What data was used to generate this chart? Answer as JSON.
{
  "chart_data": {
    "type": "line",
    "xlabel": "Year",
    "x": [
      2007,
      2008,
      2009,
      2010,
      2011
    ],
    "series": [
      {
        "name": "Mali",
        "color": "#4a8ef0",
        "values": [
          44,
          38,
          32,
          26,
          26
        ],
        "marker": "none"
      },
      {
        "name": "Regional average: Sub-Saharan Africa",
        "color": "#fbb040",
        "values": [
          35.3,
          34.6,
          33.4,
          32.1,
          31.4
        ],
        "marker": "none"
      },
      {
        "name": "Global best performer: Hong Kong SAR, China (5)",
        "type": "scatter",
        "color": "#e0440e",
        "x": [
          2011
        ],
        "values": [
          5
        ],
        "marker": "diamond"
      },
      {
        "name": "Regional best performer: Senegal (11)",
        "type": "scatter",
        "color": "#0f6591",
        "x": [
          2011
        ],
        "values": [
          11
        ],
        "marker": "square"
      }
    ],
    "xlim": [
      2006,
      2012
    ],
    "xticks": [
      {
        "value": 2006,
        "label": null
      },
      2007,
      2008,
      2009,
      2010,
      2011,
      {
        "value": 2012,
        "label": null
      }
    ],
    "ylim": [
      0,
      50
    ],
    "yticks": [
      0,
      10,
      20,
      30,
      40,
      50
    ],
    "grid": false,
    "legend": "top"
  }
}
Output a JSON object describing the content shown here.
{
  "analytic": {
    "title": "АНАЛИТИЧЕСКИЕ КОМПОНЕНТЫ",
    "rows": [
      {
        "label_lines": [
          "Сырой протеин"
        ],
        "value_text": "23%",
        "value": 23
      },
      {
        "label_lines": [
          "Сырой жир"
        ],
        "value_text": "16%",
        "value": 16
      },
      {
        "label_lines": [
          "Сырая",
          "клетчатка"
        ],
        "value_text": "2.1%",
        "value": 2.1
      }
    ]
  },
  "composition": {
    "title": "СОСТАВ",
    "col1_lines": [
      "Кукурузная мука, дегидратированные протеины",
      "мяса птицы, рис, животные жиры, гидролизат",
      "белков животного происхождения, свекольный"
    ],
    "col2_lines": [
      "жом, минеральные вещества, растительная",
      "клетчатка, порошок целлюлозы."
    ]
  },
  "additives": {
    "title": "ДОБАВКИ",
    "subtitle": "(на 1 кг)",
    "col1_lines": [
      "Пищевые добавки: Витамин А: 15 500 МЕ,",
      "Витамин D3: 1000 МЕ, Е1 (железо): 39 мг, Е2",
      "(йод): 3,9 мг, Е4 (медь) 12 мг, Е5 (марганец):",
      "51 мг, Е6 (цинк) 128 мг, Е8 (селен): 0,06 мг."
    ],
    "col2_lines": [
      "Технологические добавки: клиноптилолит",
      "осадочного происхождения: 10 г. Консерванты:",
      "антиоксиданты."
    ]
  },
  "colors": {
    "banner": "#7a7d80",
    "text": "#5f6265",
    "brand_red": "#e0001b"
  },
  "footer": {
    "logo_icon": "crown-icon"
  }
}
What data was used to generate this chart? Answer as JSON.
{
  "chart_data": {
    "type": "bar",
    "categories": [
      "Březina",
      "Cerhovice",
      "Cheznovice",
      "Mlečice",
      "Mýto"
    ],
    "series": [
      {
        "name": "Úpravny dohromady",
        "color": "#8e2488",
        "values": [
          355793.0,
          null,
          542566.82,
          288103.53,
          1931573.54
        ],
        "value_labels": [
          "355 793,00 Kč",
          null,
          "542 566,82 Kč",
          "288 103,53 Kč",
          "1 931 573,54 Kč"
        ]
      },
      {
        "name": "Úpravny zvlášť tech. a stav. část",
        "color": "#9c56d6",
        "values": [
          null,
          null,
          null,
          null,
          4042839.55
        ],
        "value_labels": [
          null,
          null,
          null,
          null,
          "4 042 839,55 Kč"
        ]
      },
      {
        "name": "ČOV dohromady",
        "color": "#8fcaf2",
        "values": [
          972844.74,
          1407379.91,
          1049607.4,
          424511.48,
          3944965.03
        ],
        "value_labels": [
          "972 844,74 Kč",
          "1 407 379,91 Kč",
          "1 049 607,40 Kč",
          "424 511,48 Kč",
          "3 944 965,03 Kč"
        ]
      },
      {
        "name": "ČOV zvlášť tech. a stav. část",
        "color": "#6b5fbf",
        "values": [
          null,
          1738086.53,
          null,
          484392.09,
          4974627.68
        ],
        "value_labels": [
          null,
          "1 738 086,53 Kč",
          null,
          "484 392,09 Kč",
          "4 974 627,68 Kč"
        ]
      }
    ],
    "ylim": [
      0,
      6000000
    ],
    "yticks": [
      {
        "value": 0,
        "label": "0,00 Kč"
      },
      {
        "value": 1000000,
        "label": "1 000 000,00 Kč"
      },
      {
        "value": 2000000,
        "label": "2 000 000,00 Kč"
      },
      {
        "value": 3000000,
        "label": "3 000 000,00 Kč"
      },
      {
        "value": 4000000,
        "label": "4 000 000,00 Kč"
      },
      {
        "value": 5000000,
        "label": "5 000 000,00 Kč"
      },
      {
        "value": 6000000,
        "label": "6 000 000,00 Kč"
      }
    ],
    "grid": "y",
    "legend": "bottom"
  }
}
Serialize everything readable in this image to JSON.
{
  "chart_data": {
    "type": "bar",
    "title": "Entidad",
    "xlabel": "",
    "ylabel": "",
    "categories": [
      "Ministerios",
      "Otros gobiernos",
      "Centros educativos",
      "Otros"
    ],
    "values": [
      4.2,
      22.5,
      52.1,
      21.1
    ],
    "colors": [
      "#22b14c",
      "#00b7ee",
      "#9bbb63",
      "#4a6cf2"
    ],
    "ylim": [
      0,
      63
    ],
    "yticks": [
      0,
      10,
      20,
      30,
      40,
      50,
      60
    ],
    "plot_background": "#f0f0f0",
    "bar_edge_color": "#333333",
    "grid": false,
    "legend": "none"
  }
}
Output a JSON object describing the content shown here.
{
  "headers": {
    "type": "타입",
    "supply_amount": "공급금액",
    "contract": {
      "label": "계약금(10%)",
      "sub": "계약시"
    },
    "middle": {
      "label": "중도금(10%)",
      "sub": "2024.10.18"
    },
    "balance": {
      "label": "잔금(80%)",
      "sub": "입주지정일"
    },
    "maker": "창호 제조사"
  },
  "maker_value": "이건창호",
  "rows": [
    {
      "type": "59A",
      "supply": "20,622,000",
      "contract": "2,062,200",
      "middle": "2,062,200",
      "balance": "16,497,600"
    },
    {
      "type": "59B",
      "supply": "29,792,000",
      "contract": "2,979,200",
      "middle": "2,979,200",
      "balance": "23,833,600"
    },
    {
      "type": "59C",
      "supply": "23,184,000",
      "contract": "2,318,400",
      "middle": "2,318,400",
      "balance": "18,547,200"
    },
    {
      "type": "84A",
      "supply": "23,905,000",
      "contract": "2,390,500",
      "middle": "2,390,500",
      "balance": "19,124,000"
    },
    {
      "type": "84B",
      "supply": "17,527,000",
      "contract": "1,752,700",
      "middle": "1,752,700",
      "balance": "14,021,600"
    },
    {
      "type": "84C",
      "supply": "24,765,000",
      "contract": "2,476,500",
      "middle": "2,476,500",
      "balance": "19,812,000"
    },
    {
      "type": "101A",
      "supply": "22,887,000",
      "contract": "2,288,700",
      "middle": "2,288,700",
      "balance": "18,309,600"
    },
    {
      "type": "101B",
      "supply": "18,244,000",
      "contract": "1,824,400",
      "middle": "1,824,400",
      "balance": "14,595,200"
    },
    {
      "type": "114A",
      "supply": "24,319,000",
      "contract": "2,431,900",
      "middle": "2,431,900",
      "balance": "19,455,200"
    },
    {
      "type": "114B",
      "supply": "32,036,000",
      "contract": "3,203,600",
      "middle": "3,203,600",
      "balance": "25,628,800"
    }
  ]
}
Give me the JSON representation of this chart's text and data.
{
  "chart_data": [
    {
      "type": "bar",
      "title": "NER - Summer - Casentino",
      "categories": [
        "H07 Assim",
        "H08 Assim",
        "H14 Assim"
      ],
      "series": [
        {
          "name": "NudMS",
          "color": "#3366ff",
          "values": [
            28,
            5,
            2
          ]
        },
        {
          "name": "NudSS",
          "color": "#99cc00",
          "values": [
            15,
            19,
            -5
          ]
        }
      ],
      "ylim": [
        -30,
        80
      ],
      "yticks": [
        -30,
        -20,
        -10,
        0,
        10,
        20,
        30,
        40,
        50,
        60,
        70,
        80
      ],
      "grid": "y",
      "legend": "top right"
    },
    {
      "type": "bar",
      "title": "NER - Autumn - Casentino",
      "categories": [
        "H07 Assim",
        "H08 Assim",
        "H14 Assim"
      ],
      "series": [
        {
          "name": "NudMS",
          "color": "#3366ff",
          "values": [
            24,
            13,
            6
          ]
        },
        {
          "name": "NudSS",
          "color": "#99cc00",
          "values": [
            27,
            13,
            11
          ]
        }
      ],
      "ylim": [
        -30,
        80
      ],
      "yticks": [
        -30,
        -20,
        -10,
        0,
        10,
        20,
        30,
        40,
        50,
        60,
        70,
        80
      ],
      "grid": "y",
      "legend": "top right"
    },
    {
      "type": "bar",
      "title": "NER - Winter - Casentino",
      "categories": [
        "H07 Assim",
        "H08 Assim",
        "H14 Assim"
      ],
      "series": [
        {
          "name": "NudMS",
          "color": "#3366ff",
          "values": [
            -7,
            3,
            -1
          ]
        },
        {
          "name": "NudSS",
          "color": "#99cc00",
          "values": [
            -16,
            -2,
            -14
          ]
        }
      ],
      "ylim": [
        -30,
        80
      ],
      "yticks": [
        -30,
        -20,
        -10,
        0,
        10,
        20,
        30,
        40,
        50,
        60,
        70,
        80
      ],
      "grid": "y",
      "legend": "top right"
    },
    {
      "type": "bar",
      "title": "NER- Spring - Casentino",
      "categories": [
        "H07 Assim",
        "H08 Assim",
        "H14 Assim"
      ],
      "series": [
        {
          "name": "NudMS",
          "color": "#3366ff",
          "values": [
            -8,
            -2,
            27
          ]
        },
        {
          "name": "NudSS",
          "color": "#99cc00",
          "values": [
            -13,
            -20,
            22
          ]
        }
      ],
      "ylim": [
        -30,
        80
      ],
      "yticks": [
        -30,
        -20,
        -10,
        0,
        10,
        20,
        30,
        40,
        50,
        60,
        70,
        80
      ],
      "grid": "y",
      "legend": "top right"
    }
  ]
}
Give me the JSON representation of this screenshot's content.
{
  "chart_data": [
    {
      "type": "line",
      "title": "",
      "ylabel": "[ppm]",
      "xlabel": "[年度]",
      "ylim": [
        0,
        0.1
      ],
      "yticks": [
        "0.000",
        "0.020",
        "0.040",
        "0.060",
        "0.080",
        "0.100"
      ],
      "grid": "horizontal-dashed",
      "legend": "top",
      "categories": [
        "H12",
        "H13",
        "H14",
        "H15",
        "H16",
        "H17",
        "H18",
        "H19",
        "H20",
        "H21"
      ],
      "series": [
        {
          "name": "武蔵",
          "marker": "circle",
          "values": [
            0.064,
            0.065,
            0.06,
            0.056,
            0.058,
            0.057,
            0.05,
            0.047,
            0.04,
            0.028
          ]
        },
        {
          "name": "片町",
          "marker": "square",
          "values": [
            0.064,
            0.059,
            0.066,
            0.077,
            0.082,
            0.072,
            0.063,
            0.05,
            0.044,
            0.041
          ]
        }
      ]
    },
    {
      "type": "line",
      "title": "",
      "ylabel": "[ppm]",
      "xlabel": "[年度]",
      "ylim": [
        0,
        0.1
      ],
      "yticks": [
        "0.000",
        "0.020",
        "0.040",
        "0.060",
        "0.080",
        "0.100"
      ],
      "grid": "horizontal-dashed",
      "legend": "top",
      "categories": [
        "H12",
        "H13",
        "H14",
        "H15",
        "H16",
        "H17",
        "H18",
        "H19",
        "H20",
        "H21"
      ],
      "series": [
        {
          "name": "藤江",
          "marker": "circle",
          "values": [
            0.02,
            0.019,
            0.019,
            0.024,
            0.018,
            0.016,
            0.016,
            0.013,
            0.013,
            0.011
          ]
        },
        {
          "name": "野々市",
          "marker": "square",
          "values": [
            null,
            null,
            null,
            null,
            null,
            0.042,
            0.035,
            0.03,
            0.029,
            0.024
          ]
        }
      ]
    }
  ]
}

_SHORT TASK:_
Copy out each line in the preceding records that contains "Give".

_WRITTEN SOLUTION:_
Give me the JSON representation of this chart's text and data.
Give me the JSON representation of this screenshot's content.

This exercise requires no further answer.